YOUR INSTRUCTIONS
Work out how many lines of the data hold the string "icon", and reply with that number alone.

INPUT ROWS
>>>>
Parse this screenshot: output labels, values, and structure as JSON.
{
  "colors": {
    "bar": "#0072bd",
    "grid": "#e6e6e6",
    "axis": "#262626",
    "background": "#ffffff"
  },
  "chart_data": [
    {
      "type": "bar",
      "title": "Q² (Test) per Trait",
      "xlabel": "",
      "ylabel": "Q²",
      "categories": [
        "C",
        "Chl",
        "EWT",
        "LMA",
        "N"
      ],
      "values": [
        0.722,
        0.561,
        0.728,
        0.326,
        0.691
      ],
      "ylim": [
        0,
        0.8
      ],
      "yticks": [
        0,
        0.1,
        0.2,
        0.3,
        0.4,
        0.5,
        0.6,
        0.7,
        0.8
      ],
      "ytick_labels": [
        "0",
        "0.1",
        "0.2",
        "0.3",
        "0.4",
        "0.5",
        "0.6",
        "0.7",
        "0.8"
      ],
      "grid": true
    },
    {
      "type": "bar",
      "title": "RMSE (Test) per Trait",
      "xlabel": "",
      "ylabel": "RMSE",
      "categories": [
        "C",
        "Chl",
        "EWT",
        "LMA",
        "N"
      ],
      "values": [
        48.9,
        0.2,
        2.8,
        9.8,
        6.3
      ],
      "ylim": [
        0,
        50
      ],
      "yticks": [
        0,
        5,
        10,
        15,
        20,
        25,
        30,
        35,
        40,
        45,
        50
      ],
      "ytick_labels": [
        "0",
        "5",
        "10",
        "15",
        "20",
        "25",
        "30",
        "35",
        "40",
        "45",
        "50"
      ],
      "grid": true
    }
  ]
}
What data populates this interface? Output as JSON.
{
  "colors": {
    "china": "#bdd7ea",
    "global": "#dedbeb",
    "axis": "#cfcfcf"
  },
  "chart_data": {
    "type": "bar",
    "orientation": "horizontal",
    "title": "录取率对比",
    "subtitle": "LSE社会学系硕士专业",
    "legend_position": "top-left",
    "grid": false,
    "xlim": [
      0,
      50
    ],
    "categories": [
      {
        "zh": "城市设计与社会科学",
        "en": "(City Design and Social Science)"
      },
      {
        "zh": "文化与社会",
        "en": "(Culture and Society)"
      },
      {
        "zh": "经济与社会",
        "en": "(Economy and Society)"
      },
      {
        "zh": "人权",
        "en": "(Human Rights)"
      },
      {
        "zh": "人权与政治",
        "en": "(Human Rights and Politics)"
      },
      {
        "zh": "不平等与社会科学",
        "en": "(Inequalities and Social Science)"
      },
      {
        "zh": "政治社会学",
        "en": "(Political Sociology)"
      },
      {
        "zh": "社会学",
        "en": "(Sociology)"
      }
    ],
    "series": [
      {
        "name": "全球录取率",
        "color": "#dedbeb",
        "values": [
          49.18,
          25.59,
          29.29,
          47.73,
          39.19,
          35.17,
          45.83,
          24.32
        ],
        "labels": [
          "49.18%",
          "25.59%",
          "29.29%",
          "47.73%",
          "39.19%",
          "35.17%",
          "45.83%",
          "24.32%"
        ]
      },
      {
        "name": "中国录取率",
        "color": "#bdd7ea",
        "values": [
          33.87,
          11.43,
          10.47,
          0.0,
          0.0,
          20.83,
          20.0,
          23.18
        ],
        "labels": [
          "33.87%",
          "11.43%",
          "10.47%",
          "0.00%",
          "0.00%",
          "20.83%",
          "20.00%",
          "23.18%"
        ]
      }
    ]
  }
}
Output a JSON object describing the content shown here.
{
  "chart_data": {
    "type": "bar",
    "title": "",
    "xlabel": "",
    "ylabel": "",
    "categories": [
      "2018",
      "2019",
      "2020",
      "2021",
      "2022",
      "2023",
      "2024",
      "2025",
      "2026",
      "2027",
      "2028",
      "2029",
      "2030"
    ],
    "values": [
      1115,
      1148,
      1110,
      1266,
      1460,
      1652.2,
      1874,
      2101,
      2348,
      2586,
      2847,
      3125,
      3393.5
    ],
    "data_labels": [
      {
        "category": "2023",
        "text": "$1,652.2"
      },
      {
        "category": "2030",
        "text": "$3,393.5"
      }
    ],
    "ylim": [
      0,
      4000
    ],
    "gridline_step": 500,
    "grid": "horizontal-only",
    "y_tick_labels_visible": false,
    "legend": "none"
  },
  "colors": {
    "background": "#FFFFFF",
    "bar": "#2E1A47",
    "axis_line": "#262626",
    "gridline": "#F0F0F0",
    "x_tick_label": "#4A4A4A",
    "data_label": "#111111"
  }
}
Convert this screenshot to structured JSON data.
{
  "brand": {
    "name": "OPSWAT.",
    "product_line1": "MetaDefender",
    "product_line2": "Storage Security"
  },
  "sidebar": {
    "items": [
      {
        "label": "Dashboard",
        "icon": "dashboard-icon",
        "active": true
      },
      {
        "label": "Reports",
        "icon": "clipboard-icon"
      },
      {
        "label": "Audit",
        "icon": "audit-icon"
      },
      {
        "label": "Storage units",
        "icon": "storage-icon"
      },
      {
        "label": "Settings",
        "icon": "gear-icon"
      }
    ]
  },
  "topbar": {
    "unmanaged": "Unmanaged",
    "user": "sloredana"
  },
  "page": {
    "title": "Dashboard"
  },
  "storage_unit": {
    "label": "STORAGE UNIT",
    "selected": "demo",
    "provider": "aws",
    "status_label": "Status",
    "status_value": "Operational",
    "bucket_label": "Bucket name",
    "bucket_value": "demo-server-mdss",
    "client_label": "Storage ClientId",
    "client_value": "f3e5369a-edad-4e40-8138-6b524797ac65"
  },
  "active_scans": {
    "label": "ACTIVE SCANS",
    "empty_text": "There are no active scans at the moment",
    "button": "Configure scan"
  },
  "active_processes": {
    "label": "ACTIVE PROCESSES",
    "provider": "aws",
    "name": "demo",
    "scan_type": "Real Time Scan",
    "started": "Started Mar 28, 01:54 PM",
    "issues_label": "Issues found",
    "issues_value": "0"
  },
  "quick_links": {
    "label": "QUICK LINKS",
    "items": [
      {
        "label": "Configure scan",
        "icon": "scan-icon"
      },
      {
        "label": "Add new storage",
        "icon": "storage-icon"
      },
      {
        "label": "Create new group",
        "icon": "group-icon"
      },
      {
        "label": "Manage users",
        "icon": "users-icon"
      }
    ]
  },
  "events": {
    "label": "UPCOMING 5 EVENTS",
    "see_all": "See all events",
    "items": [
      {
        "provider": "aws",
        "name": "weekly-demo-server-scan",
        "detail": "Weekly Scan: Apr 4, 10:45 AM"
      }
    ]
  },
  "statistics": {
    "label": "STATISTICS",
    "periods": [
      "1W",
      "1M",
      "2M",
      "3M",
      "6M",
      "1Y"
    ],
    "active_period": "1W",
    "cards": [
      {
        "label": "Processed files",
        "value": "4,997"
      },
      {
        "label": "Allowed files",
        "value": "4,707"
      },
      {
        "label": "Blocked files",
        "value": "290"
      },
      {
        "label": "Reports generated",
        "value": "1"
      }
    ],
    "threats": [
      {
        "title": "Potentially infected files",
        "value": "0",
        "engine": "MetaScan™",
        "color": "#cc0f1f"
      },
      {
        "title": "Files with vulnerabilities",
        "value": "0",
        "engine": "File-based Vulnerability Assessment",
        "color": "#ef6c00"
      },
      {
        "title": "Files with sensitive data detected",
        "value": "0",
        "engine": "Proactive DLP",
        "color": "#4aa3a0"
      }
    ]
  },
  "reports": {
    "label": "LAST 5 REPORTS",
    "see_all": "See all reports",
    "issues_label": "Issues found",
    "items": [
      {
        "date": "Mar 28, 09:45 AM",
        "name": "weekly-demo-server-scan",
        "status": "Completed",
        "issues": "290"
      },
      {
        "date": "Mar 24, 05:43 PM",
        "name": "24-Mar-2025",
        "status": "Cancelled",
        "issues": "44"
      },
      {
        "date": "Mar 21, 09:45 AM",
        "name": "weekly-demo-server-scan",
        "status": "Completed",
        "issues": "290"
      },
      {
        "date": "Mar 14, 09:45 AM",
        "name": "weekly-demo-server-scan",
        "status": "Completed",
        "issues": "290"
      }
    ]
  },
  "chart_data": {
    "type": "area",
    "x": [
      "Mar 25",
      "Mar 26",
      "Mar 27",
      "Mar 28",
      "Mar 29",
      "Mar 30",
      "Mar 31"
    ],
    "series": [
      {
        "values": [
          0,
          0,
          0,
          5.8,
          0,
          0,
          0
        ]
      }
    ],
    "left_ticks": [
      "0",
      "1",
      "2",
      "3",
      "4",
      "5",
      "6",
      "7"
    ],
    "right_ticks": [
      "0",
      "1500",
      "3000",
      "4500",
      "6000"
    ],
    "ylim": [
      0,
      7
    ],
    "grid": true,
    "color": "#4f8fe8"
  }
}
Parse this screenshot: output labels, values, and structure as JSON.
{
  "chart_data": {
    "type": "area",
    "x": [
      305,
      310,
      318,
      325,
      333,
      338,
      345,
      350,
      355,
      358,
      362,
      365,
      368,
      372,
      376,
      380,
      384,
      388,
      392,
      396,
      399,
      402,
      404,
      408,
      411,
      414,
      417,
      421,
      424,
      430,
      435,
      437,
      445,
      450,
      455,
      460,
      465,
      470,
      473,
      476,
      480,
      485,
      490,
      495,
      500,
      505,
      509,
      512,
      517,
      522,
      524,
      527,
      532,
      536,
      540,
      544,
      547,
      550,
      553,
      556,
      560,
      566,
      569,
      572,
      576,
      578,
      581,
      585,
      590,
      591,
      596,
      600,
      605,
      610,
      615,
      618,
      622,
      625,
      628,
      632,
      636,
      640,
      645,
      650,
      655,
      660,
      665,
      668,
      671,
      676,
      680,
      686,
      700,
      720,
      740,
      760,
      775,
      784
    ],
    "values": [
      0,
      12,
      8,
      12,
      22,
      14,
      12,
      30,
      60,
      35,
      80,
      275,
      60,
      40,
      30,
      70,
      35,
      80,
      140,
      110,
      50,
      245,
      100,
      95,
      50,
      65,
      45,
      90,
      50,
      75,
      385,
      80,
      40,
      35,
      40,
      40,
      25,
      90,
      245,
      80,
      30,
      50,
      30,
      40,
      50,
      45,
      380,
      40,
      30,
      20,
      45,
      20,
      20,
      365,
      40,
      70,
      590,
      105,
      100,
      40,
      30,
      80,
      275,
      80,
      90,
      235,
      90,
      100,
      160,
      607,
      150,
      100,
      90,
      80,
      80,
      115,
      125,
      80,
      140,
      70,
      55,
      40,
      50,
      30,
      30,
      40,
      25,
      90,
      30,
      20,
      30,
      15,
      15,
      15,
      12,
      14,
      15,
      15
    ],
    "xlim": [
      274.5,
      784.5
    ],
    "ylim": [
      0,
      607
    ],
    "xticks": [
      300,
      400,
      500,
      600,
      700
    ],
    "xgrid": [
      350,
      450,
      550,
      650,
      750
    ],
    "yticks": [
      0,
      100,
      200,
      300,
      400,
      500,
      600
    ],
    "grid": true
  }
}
<<<<
CORRECT ANSWER
9